• Exercise prompt
Leave out the pictures and repeat the rest of the material exactly.

(Data items)
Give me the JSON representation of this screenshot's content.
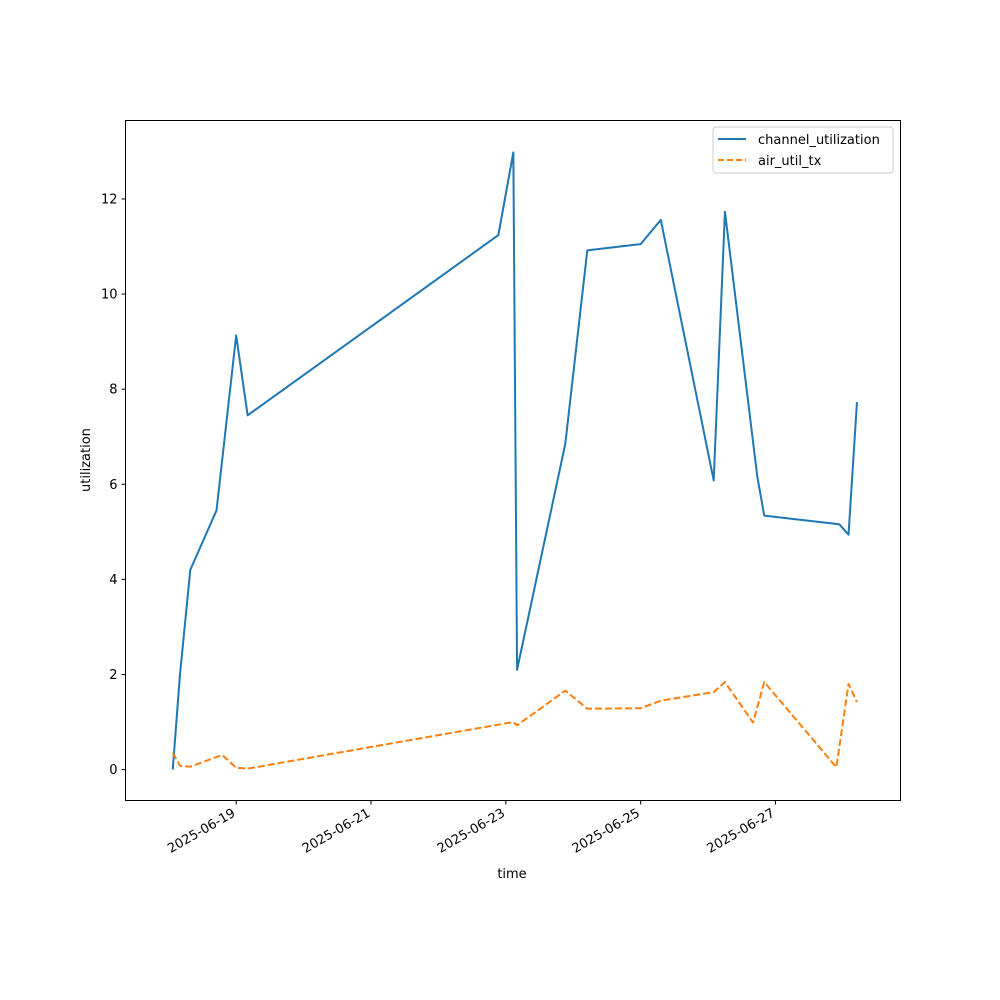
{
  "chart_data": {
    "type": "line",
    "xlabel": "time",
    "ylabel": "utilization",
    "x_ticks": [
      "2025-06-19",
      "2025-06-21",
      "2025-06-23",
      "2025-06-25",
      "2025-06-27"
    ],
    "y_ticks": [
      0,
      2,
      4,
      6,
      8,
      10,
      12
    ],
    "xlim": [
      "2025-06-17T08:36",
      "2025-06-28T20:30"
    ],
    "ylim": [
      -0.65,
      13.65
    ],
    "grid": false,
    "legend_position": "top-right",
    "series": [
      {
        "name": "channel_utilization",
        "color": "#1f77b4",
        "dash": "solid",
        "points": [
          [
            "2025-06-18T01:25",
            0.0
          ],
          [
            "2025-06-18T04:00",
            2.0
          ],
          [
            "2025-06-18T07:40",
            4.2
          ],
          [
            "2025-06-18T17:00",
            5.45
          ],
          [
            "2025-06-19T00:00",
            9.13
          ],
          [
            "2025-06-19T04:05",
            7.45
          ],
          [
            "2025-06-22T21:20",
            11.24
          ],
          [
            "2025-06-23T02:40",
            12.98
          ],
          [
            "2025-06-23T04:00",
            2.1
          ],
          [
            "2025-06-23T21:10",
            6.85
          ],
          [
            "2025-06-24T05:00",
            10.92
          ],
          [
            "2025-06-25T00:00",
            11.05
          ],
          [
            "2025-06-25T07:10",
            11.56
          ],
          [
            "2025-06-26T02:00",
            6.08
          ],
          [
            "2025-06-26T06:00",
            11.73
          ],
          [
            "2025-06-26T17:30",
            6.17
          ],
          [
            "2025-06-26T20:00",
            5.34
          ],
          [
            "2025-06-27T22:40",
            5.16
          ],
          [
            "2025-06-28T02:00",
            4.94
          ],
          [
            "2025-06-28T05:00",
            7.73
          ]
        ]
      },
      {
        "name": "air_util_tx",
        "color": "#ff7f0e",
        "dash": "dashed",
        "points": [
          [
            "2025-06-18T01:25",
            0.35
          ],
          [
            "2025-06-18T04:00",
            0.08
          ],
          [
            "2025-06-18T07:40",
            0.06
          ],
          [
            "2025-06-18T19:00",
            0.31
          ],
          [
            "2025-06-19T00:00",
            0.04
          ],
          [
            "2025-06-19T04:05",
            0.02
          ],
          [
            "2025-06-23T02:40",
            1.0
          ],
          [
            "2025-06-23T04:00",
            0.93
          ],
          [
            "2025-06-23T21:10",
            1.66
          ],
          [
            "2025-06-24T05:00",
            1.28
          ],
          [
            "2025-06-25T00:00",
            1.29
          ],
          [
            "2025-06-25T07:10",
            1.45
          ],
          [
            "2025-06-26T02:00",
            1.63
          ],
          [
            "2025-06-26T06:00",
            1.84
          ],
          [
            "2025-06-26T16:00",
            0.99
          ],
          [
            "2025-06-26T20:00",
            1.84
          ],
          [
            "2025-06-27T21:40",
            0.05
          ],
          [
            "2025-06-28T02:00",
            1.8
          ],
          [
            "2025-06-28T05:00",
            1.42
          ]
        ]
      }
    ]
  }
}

• The result
Give me the JSON representation of this screenshot's content.
{
  "chart_data": {
    "type": "line",
    "xlabel": "time",
    "ylabel": "utilization",
    "x_ticks": [
      "2025-06-19",
      "2025-06-21",
      "2025-06-23",
      "2025-06-25",
      "2025-06-27"
    ],
    "y_ticks": [
      0,
      2,
      4,
      6,
      8,
      10,
      12
    ],
    "xlim": [
      "2025-06-17T08:36",
      "2025-06-28T20:30"
    ],
    "ylim": [
      -0.65,
      13.65
    ],
    "grid": false,
    "legend_position": "top-right",
    "series": [
      {
        "name": "channel_utilization",
        "color": "#1f77b4",
        "dash": "solid",
        "points": [
          [
            "2025-06-18T01:25",
            0.0
          ],
          [
            "2025-06-18T04:00",
            2.0
          ],
          [
            "2025-06-18T07:40",
            4.2
          ],
          [
            "2025-06-18T17:00",
            5.45
          ],
          [
            "2025-06-19T00:00",
            9.13
          ],
          [
            "2025-06-19T04:05",
            7.45
          ],
          [
            "2025-06-22T21:20",
            11.24
          ],
          [
            "2025-06-23T02:40",
            12.98
          ],
          [
            "2025-06-23T04:00",
            2.1
          ],
          [
            "2025-06-23T21:10",
            6.85
          ],
          [
            "2025-06-24T05:00",
            10.92
          ],
          [
            "2025-06-25T00:00",
            11.05
          ],
          [
            "2025-06-25T07:10",
            11.56
          ],
          [
            "2025-06-26T02:00",
            6.08
          ],
          [
            "2025-06-26T06:00",
            11.73
          ],
          [
            "2025-06-26T17:30",
            6.17
          ],
          [
            "2025-06-26T20:00",
            5.34
          ],
          [
            "2025-06-27T22:40",
            5.16
          ],
          [
            "2025-06-28T02:00",
            4.94
          ],
          [
            "2025-06-28T05:00",
            7.73
          ]
        ]
      },
      {
        "name": "air_util_tx",
        "color": "#ff7f0e",
        "dash": "dashed",
        "points": [
          [
            "2025-06-18T01:25",
            0.35
          ],
          [
            "2025-06-18T04:00",
            0.08
          ],
          [
            "2025-06-18T07:40",
            0.06
          ],
          [
            "2025-06-18T19:00",
            0.31
          ],
          [
            "2025-06-19T00:00",
            0.04
          ],
          [
            "2025-06-19T04:05",
            0.02
          ],
          [
            "2025-06-23T02:40",
            1.0
          ],
          [
            "2025-06-23T04:00",
            0.93
          ],
          [
            "2025-06-23T21:10",
            1.66
          ],
          [
            "2025-06-24T05:00",
            1.28
          ],
          [
            "2025-06-25T00:00",
            1.29
          ],
          [
            "2025-06-25T07:10",
            1.45
          ],
          [
            "2025-06-26T02:00",
            1.63
          ],
          [
            "2025-06-26T06:00",
            1.84
          ],
          [
            "2025-06-26T16:00",
            0.99
          ],
          [
            "2025-06-26T20:00",
            1.84
          ],
          [
            "2025-06-27T21:40",
            0.05
          ],
          [
            "2025-06-28T02:00",
            1.8
          ],
          [
            "2025-06-28T05:00",
            1.42
          ]
        ]
      }
    ]
  }
}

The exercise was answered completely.